For each line of the data below that holds "Task", copy the line.

--- START OF Dataset entries ---

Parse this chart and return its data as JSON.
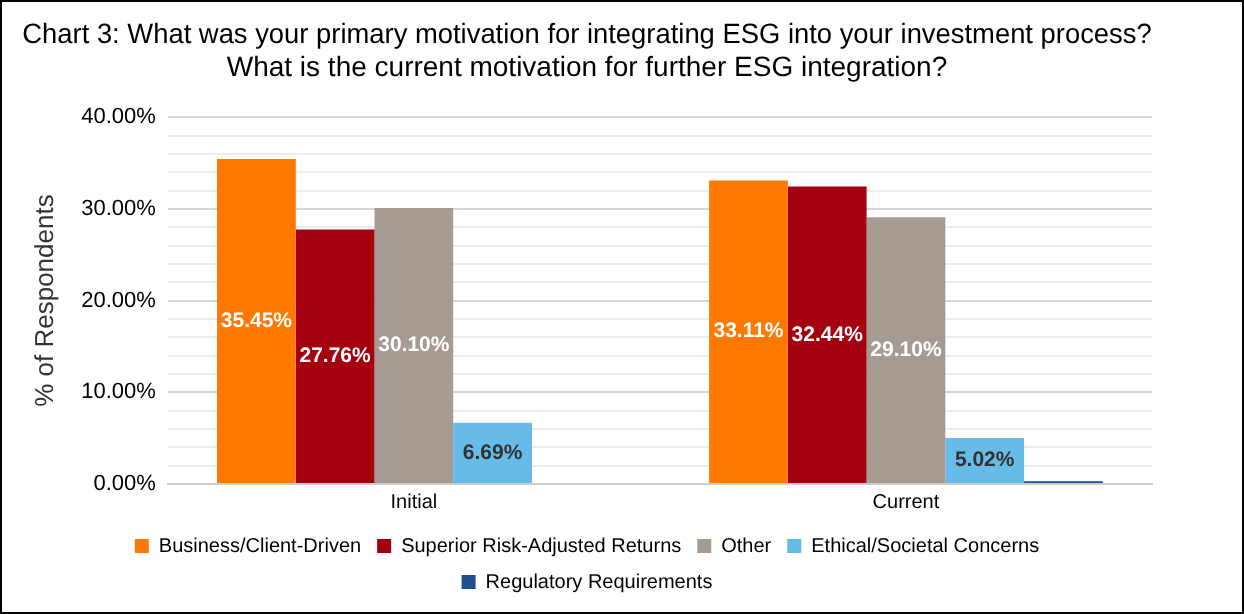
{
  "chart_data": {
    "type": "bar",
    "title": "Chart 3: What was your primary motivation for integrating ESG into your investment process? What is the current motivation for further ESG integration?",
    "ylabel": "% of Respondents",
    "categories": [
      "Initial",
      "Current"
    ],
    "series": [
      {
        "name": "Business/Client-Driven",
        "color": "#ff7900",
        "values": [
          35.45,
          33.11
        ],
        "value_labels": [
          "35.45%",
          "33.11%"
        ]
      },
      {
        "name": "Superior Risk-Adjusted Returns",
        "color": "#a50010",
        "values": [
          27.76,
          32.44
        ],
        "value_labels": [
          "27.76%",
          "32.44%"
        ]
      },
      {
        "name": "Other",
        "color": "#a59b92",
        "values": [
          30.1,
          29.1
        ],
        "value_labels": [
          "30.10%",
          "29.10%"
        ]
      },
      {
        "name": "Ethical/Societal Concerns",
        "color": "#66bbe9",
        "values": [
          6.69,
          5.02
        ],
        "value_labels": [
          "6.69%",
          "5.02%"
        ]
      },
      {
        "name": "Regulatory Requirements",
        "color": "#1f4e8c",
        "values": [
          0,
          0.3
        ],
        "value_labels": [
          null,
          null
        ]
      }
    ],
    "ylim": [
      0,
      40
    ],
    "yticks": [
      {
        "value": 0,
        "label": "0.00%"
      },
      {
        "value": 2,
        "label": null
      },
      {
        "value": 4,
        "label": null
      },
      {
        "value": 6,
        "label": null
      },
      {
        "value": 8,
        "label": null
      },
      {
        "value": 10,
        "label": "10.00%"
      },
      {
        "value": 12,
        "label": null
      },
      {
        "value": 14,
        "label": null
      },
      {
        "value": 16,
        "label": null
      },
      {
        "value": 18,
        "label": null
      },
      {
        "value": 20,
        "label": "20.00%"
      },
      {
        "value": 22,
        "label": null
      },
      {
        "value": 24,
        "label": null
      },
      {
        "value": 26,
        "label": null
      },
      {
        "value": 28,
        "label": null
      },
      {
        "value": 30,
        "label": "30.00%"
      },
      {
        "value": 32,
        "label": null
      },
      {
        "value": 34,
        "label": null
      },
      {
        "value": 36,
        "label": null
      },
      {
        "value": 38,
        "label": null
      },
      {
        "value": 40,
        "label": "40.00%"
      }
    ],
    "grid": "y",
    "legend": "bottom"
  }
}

--- END OF Dataset entries ---
--- START OF Dataset entries ---

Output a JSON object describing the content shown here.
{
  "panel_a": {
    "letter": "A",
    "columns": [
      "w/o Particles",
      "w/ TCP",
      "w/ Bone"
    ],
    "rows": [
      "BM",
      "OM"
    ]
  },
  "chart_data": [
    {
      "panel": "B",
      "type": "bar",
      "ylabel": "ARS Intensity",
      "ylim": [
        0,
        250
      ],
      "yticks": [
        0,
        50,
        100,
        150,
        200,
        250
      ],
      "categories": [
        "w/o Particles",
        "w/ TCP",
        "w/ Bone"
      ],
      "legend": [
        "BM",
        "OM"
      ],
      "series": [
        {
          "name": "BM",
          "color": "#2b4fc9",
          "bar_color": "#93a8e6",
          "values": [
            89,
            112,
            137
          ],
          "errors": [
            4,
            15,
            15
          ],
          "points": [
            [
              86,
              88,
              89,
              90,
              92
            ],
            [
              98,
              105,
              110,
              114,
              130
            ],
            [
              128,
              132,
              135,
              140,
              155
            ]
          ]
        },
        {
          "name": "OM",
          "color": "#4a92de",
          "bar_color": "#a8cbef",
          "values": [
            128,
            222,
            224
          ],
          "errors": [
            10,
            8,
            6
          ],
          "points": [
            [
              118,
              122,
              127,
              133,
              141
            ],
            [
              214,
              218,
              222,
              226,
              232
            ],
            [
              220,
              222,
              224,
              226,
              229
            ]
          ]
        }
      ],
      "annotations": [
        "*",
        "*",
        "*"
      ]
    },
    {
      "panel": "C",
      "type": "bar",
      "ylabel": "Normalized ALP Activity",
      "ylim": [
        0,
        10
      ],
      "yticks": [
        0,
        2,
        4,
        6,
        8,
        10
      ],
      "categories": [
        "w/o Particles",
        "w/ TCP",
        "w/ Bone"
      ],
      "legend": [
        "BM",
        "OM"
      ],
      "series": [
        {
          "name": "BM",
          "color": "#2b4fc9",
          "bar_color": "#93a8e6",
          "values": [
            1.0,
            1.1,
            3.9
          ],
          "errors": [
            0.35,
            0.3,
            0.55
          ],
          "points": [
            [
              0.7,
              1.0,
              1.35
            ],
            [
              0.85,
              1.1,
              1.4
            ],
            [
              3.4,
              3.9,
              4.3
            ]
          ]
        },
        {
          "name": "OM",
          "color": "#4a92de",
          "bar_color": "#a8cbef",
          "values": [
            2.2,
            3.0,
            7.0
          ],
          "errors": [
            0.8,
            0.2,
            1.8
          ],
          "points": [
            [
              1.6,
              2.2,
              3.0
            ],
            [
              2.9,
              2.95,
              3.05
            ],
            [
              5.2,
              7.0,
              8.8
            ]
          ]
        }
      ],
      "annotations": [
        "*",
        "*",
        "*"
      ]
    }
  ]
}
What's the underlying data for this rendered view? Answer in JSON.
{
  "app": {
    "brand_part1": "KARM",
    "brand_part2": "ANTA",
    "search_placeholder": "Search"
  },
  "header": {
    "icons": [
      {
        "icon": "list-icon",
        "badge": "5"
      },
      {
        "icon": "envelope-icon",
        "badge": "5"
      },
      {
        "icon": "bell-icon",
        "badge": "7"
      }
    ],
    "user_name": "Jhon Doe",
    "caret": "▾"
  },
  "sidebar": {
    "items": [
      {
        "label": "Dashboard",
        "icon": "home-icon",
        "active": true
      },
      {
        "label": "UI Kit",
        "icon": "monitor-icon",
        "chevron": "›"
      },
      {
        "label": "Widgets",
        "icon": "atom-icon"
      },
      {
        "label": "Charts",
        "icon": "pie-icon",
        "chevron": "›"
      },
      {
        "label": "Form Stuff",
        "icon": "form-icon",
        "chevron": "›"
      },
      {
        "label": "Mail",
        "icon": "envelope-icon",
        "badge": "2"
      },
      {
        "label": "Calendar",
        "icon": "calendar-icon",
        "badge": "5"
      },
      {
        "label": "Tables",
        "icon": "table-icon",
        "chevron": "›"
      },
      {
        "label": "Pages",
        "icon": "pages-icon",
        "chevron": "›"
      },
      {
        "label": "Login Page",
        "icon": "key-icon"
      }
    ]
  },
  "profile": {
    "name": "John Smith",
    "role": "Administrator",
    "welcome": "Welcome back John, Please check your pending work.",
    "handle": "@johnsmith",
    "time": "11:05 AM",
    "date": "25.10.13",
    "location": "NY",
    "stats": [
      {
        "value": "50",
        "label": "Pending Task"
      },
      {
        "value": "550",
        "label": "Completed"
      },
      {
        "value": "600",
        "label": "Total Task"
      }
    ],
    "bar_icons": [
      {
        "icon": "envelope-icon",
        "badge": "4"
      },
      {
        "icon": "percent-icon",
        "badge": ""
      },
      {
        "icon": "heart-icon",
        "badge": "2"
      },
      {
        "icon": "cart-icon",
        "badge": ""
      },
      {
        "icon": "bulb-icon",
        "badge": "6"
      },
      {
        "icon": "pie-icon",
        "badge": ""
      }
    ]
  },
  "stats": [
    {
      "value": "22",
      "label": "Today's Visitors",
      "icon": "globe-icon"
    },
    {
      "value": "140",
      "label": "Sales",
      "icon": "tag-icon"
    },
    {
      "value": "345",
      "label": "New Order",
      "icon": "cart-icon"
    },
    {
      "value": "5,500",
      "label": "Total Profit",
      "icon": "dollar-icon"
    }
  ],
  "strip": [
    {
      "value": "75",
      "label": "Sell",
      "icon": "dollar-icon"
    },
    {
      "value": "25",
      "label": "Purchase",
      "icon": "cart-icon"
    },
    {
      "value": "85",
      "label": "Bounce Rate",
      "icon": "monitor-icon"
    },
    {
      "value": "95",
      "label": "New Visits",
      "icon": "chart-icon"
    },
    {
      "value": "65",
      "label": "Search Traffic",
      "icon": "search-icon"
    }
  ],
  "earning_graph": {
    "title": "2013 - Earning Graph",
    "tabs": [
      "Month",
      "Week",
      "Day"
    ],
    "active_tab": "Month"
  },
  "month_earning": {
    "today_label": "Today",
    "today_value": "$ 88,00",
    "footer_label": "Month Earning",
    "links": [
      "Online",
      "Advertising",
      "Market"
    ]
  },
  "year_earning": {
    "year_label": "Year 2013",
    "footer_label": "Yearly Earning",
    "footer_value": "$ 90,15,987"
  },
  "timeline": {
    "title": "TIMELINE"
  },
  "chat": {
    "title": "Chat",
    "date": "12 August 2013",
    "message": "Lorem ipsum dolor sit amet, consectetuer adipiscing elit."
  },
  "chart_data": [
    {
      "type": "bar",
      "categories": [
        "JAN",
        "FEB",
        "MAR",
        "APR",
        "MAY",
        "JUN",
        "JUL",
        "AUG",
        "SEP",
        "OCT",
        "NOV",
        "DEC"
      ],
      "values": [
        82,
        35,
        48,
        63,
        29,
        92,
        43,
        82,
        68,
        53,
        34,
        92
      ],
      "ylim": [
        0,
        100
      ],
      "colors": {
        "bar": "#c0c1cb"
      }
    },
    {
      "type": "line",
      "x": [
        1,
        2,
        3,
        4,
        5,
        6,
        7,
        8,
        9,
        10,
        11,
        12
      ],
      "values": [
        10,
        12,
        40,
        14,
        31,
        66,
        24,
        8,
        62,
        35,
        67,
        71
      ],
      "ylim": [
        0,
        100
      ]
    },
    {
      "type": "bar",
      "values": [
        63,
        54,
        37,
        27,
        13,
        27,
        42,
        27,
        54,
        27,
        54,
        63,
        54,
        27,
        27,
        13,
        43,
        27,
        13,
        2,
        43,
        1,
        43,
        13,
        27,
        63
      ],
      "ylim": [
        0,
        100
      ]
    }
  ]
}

--- END OF Dataset entries ---

* **The solution**:
        "label": "Pending Task"
        "label": "Total Task"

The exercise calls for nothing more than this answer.